'''
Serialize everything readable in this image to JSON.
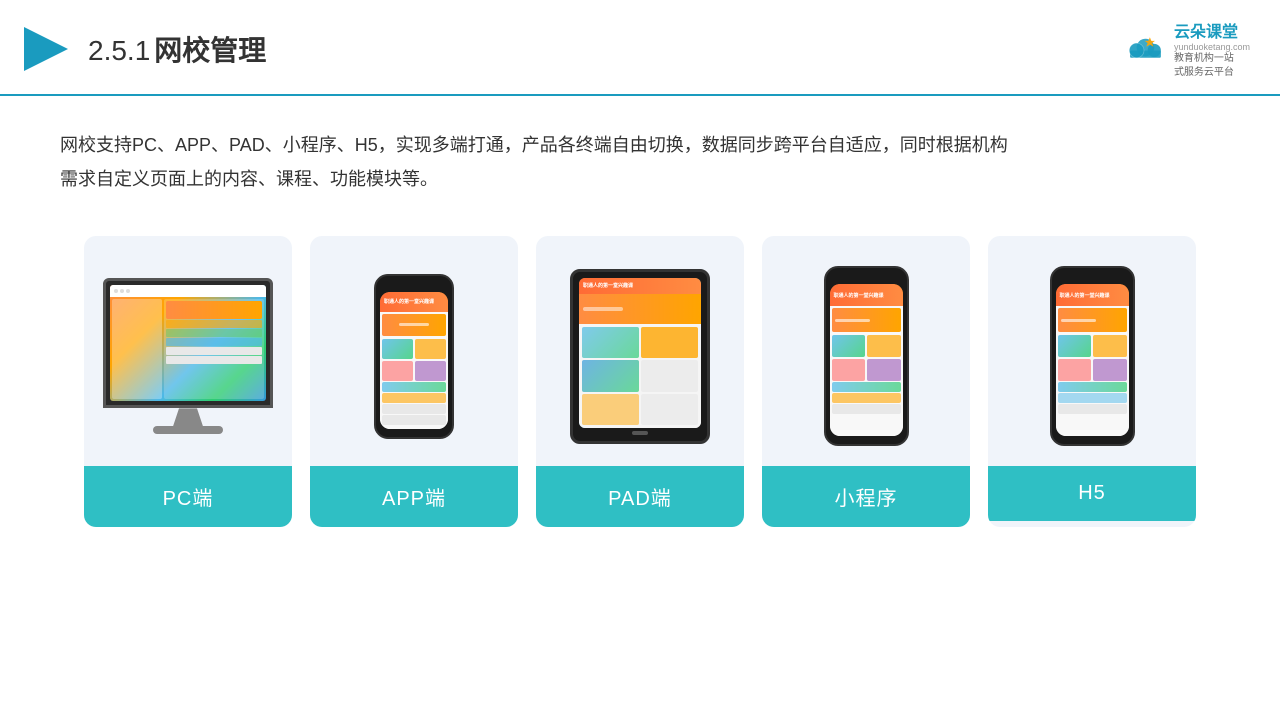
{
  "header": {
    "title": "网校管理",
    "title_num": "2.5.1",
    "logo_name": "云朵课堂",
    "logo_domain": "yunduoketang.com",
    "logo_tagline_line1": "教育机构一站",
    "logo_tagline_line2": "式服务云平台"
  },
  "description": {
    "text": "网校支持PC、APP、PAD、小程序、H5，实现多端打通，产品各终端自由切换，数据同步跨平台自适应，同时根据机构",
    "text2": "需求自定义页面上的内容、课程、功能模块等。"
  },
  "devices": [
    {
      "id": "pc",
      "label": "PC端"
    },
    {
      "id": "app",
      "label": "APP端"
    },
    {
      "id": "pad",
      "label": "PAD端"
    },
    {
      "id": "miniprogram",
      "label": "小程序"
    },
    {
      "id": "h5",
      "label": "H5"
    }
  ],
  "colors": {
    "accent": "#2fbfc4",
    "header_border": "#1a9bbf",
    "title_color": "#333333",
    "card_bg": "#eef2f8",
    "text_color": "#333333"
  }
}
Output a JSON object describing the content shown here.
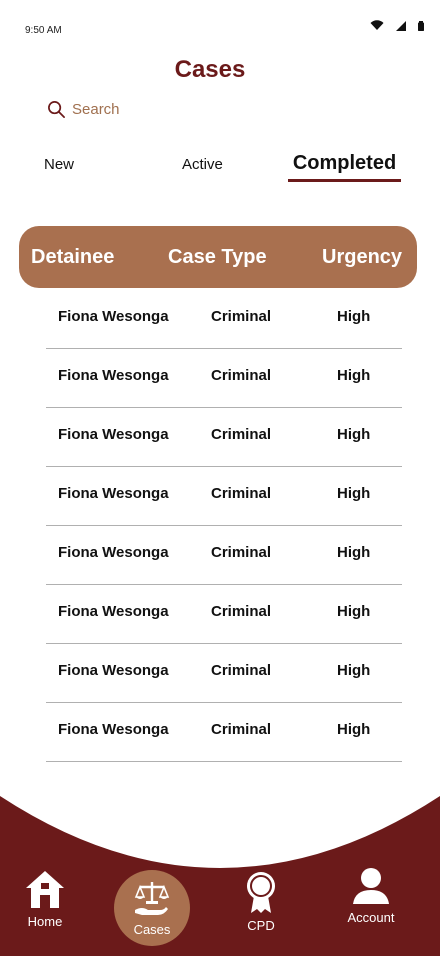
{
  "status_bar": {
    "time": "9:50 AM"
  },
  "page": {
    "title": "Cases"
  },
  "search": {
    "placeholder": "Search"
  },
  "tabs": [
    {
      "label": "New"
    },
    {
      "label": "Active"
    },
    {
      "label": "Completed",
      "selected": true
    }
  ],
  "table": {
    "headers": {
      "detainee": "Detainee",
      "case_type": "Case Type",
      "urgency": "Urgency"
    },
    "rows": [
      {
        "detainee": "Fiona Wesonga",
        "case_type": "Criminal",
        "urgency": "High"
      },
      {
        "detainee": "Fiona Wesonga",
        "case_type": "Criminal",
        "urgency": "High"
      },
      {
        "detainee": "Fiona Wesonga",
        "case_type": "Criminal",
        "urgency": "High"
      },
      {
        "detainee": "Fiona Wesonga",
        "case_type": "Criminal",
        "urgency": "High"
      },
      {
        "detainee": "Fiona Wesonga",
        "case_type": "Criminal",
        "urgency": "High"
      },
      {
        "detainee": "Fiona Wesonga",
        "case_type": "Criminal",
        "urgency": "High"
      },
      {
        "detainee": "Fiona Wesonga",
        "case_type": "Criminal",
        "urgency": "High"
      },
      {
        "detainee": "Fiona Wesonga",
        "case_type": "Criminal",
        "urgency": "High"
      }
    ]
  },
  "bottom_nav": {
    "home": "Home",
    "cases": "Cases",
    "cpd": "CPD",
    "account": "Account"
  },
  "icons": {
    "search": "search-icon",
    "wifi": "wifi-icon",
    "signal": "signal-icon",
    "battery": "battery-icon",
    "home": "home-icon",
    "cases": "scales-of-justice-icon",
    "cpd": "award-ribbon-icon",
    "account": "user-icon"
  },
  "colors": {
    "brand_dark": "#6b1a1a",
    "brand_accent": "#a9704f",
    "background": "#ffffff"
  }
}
'''
● Work to be completed
Print each line from the one containing "Output a JSON" through the last line of the listing, both included, exactly and with no pictures.

● Answer to this exercise
Output a JSON object describing the content shown here.
{
  "status_bar": {
    "time": "9:50 AM"
  },
  "page": {
    "title": "Cases"
  },
  "search": {
    "placeholder": "Search"
  },
  "tabs": [
    {
      "label": "New"
    },
    {
      "label": "Active"
    },
    {
      "label": "Completed",
      "selected": true
    }
  ],
  "table": {
    "headers": {
      "detainee": "Detainee",
      "case_type": "Case Type",
      "urgency": "Urgency"
    },
    "rows": [
      {
        "detainee": "Fiona Wesonga",
        "case_type": "Criminal",
        "urgency": "High"
      },
      {
        "detainee": "Fiona Wesonga",
        "case_type": "Criminal",
        "urgency": "High"
      },
      {
        "detainee": "Fiona Wesonga",
        "case_type": "Criminal",
        "urgency": "High"
      },
      {
        "detainee": "Fiona Wesonga",
        "case_type": "Criminal",
        "urgency": "High"
      },
      {
        "detainee": "Fiona Wesonga",
        "case_type": "Criminal",
        "urgency": "High"
      },
      {
        "detainee": "Fiona Wesonga",
        "case_type": "Criminal",
        "urgency": "High"
      },
      {
        "detainee": "Fiona Wesonga",
        "case_type": "Criminal",
        "urgency": "High"
      },
      {
        "detainee": "Fiona Wesonga",
        "case_type": "Criminal",
        "urgency": "High"
      }
    ]
  },
  "bottom_nav": {
    "home": "Home",
    "cases": "Cases",
    "cpd": "CPD",
    "account": "Account"
  },
  "icons": {
    "search": "search-icon",
    "wifi": "wifi-icon",
    "signal": "signal-icon",
    "battery": "battery-icon",
    "home": "home-icon",
    "cases": "scales-of-justice-icon",
    "cpd": "award-ribbon-icon",
    "account": "user-icon"
  },
  "colors": {
    "brand_dark": "#6b1a1a",
    "brand_accent": "#a9704f",
    "background": "#ffffff"
  }
}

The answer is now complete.